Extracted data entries
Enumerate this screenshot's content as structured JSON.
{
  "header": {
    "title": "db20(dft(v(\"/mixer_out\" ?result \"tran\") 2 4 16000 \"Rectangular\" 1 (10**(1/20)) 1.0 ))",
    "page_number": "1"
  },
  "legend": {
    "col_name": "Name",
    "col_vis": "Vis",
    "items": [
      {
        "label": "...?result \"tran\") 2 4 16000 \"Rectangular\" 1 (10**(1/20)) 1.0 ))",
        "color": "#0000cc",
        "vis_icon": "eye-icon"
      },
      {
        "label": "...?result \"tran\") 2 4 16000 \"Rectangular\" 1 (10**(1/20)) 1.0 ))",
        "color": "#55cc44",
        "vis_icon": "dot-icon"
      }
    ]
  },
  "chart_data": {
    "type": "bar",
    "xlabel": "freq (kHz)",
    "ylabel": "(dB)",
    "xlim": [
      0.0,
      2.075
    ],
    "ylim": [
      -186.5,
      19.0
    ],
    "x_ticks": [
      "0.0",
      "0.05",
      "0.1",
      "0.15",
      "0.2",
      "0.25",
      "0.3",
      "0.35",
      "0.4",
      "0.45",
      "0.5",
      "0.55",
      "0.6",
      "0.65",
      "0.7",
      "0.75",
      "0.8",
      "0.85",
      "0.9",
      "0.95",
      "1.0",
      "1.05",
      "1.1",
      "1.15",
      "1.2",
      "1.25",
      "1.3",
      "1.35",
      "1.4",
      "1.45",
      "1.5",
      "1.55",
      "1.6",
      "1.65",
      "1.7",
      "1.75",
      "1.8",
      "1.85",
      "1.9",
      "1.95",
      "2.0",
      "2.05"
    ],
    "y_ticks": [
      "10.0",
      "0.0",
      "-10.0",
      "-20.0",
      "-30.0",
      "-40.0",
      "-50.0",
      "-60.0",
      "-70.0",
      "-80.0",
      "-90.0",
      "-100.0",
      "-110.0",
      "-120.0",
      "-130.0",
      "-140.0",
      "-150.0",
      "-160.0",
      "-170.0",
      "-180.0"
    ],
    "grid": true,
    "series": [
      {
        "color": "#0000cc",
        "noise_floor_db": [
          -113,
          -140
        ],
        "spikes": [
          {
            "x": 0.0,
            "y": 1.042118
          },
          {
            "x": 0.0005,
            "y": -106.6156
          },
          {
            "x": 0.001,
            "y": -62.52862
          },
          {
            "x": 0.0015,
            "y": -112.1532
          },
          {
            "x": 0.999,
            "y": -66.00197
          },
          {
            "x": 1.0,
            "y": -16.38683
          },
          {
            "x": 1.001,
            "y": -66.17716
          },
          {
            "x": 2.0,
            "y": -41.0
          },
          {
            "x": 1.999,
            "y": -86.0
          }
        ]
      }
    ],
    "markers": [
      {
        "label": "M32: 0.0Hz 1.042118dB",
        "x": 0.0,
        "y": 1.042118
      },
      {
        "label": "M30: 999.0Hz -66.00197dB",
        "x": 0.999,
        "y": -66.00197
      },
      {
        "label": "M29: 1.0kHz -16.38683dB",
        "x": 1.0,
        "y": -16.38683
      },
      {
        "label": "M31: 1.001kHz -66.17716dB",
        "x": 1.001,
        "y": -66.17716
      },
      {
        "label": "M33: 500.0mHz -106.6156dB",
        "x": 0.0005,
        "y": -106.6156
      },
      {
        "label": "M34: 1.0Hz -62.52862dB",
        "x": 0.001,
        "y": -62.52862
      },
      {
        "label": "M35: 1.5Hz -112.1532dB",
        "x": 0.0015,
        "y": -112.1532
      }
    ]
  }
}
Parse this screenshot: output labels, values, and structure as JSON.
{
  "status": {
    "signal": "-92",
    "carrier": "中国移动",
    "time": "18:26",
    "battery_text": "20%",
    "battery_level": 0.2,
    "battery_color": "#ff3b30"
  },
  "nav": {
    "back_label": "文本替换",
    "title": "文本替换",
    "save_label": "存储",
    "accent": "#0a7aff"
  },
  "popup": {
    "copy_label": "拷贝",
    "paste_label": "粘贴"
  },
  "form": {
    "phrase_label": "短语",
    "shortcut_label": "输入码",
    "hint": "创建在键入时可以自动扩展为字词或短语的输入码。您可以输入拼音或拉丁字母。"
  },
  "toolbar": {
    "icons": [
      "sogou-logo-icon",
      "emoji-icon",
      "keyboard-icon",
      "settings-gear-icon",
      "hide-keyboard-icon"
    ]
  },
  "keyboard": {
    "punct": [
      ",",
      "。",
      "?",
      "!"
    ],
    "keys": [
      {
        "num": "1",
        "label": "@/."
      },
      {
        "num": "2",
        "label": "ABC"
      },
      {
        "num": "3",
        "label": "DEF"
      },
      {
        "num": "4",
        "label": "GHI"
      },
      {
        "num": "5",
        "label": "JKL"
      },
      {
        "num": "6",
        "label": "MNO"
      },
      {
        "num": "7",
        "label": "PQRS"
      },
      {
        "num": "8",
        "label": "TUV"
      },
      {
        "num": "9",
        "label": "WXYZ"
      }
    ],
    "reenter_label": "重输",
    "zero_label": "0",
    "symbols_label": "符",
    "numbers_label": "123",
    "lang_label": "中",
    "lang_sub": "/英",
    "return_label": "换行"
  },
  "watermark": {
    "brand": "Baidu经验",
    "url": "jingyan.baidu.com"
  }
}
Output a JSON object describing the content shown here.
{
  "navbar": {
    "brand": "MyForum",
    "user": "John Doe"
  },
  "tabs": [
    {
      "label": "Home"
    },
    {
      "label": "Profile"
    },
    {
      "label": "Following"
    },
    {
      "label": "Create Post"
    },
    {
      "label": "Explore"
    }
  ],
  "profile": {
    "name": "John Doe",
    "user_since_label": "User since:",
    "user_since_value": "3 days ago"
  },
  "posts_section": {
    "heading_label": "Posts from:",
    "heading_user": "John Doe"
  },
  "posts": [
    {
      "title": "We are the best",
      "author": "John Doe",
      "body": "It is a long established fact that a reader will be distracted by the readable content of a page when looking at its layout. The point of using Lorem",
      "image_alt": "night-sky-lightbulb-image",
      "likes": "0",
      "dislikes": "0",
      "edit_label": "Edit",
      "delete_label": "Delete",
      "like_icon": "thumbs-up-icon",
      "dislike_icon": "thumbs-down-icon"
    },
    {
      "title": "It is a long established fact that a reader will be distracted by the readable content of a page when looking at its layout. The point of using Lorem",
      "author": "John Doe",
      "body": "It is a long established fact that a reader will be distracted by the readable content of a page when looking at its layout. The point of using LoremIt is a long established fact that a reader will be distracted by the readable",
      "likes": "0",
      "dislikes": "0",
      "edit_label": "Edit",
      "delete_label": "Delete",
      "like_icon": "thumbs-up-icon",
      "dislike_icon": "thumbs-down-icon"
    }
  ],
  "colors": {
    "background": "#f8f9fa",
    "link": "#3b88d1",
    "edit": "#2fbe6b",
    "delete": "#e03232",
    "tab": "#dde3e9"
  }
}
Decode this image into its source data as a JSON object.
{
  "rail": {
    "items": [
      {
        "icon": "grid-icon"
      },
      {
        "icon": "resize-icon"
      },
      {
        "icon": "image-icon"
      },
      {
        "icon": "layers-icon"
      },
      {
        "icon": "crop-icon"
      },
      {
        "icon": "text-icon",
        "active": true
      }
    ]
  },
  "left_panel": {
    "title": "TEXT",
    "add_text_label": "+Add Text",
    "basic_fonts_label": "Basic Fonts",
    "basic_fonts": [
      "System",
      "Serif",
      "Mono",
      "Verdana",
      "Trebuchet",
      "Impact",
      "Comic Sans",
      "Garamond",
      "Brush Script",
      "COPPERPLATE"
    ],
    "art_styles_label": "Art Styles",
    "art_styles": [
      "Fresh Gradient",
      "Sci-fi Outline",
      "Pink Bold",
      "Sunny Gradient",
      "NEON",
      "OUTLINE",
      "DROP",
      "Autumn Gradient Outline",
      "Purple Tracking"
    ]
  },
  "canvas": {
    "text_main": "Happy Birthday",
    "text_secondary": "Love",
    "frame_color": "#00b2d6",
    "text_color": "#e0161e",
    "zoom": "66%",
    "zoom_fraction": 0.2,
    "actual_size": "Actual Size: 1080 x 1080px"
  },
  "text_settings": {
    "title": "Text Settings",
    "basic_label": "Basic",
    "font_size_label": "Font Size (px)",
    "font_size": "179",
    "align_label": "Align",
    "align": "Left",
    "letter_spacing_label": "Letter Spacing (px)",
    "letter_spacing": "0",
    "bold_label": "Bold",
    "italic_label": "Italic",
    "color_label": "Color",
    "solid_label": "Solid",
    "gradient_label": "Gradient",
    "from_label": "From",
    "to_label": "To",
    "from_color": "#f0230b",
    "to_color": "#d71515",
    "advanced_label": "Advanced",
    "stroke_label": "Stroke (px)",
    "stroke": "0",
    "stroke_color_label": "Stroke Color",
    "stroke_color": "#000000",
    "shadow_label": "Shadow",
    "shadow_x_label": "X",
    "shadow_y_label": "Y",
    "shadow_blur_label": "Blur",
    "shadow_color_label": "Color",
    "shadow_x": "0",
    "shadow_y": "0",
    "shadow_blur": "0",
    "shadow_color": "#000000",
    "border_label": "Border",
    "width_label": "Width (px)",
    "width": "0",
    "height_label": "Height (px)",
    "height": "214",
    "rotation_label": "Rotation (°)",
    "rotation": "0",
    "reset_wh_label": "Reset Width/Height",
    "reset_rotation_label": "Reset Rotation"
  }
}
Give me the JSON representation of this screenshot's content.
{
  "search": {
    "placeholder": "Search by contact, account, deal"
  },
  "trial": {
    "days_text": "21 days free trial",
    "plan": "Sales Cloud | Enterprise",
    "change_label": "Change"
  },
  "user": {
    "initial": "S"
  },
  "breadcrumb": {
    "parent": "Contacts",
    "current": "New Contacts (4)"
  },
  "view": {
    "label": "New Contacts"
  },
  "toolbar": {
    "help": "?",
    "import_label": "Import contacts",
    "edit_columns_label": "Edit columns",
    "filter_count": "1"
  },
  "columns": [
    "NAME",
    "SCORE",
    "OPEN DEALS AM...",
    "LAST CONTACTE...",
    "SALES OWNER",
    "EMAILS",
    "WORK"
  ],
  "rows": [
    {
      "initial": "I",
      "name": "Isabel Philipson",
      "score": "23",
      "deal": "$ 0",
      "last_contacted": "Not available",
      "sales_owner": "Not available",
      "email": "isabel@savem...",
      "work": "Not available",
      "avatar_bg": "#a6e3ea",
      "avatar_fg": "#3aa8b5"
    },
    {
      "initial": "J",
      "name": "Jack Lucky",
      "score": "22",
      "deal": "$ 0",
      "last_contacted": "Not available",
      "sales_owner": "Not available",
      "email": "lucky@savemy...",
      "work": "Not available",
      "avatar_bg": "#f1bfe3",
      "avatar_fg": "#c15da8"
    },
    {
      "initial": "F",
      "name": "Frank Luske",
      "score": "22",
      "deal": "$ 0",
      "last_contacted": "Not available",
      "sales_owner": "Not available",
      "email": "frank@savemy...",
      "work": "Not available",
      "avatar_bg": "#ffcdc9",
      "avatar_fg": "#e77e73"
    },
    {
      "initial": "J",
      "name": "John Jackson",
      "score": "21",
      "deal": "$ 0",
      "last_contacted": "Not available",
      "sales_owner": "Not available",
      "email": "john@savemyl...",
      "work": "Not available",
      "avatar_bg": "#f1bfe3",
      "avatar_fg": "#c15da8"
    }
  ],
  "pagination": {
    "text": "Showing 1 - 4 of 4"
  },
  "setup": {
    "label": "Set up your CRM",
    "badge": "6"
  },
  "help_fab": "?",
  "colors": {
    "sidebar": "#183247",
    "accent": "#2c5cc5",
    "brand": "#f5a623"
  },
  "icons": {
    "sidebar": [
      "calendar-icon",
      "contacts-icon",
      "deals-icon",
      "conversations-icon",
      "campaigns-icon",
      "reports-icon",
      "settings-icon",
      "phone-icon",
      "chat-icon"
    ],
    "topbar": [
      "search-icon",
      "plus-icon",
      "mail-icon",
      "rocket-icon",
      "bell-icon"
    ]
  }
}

▸ Written instruction
Find the word "fact" in the entries above and gather every line that holds it.

▸ Task solution
      "body": "It is a long established fact that a reader will be distracted by the readable content of a page when looking at its layout. The point of using Lorem",
      "title": "It is a long established fact that a reader will be distracted by the readable content of a page when looking at its layout. The point of using Lorem",
      "body": "It is a long established fact that a reader will be distracted by the readable content of a page when looking at its layout. The point of using LoremIt is a long established fact that a reader will be distracted by the readable",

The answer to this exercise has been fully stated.